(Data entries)
————————
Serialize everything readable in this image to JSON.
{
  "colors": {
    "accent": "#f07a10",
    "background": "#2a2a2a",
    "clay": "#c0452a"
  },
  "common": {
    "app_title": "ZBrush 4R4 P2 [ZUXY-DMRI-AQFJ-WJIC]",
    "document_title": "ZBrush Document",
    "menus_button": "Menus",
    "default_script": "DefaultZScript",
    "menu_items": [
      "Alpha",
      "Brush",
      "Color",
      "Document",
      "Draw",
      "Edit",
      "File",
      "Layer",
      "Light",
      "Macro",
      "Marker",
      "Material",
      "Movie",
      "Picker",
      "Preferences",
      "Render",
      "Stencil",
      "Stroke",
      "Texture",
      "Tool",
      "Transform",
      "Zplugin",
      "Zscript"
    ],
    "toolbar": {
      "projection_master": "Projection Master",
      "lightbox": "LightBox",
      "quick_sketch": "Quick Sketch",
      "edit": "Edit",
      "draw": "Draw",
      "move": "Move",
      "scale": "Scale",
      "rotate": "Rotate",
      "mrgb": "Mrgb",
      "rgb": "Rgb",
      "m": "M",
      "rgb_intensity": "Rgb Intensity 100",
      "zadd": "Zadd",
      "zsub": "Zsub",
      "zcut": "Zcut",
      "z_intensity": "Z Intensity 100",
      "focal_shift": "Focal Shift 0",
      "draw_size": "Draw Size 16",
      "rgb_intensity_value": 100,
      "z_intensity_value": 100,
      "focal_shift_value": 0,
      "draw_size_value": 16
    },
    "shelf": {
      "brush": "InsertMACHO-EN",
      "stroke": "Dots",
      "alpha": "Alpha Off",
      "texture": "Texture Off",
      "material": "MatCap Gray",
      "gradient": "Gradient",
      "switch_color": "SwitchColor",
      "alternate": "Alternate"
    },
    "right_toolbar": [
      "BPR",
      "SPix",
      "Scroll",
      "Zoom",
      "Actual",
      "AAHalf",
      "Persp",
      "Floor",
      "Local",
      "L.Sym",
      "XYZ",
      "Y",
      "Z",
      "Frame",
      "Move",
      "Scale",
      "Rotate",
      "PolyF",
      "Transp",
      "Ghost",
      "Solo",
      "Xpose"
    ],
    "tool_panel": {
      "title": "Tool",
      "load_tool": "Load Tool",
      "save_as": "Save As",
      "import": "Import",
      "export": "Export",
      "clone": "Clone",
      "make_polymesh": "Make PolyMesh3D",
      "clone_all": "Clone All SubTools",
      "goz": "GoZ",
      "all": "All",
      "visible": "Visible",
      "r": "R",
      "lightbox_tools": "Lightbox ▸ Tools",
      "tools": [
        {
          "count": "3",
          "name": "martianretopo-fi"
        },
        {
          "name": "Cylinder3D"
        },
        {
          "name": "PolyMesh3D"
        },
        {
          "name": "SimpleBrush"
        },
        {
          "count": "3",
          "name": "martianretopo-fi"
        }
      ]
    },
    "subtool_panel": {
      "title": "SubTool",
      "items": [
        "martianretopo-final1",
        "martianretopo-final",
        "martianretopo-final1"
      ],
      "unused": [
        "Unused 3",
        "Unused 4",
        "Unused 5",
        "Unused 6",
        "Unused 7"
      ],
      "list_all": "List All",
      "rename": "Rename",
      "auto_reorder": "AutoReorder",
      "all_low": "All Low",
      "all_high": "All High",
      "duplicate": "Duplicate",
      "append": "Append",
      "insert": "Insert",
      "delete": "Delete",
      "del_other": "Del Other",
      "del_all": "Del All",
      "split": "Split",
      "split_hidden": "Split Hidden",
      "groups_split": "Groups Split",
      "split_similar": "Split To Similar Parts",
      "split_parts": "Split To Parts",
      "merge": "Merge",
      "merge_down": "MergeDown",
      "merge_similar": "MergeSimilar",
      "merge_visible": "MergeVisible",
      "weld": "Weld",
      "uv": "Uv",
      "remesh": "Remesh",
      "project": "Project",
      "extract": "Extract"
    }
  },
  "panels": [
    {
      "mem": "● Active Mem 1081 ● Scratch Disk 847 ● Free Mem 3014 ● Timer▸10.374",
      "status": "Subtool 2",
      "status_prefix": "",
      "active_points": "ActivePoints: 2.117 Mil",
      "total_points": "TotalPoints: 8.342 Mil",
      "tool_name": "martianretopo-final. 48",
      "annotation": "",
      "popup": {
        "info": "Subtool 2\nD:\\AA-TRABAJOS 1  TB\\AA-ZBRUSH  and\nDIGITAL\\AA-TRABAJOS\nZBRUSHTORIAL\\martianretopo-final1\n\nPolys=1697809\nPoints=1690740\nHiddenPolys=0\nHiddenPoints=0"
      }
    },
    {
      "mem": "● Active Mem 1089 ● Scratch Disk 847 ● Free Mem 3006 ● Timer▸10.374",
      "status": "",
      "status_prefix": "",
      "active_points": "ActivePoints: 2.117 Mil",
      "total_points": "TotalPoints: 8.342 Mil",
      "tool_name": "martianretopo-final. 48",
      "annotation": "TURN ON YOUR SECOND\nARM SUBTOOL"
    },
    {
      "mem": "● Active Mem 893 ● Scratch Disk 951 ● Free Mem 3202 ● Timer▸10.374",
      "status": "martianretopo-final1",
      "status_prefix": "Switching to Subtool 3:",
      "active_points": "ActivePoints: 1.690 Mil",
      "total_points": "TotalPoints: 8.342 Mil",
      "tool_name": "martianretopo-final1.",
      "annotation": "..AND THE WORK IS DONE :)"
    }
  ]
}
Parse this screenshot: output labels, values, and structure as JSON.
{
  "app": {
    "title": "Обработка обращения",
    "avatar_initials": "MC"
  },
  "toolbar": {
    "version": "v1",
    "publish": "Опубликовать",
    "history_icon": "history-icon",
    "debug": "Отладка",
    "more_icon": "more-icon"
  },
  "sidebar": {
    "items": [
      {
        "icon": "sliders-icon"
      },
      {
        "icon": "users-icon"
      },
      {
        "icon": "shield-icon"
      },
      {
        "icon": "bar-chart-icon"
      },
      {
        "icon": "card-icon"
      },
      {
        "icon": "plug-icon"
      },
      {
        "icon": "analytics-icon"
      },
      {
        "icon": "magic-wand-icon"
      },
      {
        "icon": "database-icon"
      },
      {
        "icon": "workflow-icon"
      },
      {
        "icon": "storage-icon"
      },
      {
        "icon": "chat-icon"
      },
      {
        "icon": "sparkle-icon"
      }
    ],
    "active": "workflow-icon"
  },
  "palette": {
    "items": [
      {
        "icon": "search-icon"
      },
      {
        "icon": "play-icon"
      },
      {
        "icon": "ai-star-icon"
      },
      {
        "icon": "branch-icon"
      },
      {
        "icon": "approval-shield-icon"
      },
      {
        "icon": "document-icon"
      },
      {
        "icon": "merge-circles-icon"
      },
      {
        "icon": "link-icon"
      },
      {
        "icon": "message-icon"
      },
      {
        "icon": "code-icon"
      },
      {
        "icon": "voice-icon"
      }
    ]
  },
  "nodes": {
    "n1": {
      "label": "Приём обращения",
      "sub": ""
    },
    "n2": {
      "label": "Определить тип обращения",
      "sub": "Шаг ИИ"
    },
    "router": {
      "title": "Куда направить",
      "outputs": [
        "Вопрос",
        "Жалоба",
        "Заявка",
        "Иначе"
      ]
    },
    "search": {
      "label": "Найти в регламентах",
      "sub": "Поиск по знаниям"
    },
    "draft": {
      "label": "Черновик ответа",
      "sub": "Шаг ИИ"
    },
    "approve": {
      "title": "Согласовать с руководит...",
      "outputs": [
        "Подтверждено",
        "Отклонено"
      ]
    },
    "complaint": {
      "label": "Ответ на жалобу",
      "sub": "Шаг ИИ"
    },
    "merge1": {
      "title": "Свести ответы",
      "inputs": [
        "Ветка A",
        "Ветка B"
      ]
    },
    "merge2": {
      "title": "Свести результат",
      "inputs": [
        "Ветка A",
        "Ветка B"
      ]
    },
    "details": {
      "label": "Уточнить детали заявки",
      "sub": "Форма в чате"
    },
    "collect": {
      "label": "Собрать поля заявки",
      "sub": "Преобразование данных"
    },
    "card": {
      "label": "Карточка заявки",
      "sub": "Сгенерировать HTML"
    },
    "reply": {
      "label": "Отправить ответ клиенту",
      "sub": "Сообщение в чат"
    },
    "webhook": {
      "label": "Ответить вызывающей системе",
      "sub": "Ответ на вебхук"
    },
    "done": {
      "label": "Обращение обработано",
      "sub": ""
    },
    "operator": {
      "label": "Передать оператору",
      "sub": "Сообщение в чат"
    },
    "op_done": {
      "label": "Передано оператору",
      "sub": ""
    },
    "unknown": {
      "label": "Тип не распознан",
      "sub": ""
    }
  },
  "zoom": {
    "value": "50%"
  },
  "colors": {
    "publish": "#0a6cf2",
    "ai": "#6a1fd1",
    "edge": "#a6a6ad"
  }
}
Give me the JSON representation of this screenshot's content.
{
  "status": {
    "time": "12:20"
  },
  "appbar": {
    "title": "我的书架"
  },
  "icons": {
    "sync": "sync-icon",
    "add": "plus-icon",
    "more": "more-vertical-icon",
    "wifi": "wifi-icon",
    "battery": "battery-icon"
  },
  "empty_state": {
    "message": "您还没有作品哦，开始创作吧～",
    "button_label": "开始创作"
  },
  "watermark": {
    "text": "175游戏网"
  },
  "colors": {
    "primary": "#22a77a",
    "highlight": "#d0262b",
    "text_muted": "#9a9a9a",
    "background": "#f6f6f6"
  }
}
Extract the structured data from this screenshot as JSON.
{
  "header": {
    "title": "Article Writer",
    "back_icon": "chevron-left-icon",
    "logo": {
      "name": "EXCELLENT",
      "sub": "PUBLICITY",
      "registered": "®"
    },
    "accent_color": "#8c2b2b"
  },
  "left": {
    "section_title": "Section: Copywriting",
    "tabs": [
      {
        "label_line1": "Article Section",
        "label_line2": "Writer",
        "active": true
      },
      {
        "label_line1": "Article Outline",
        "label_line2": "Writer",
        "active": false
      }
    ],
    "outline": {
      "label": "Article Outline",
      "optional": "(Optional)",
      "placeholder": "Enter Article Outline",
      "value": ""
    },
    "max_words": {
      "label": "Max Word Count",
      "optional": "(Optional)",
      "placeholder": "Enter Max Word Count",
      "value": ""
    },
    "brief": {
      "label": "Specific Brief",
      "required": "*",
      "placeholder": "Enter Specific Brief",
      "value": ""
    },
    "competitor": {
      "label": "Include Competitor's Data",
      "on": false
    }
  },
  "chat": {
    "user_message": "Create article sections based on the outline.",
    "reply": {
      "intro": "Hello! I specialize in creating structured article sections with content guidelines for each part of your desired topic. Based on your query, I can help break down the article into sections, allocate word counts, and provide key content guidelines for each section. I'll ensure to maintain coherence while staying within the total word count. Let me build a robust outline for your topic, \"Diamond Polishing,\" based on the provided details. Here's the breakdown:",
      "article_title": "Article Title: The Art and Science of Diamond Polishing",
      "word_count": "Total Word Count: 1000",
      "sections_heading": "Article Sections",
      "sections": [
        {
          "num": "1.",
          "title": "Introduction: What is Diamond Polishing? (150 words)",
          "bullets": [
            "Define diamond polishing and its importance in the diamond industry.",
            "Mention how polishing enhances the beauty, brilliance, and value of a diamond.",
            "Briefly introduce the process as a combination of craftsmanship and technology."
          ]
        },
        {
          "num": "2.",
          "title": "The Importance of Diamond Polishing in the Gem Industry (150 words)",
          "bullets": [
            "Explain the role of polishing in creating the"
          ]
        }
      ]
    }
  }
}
————————
• [EXERCISE DESCRIPTION] Search the listing above for the string "content". Copy every line that contains it.

• [SOLUTION TO THE EXERCISE]
Give me the JSON representation of this screenshot's content.
      "intro": "Hello! I specialize in creating structured article sections with content guidelines for each part of your desired topic. Based on your query, I can help break down the article into sections, allocate word counts, and provide key content guidelines for each section. I'll ensure to maintain coherence while staying within the total word count. Let me build a robust outline for your topic, \"Diamond Polishing,\" based on the provided details. Here's the breakdown:",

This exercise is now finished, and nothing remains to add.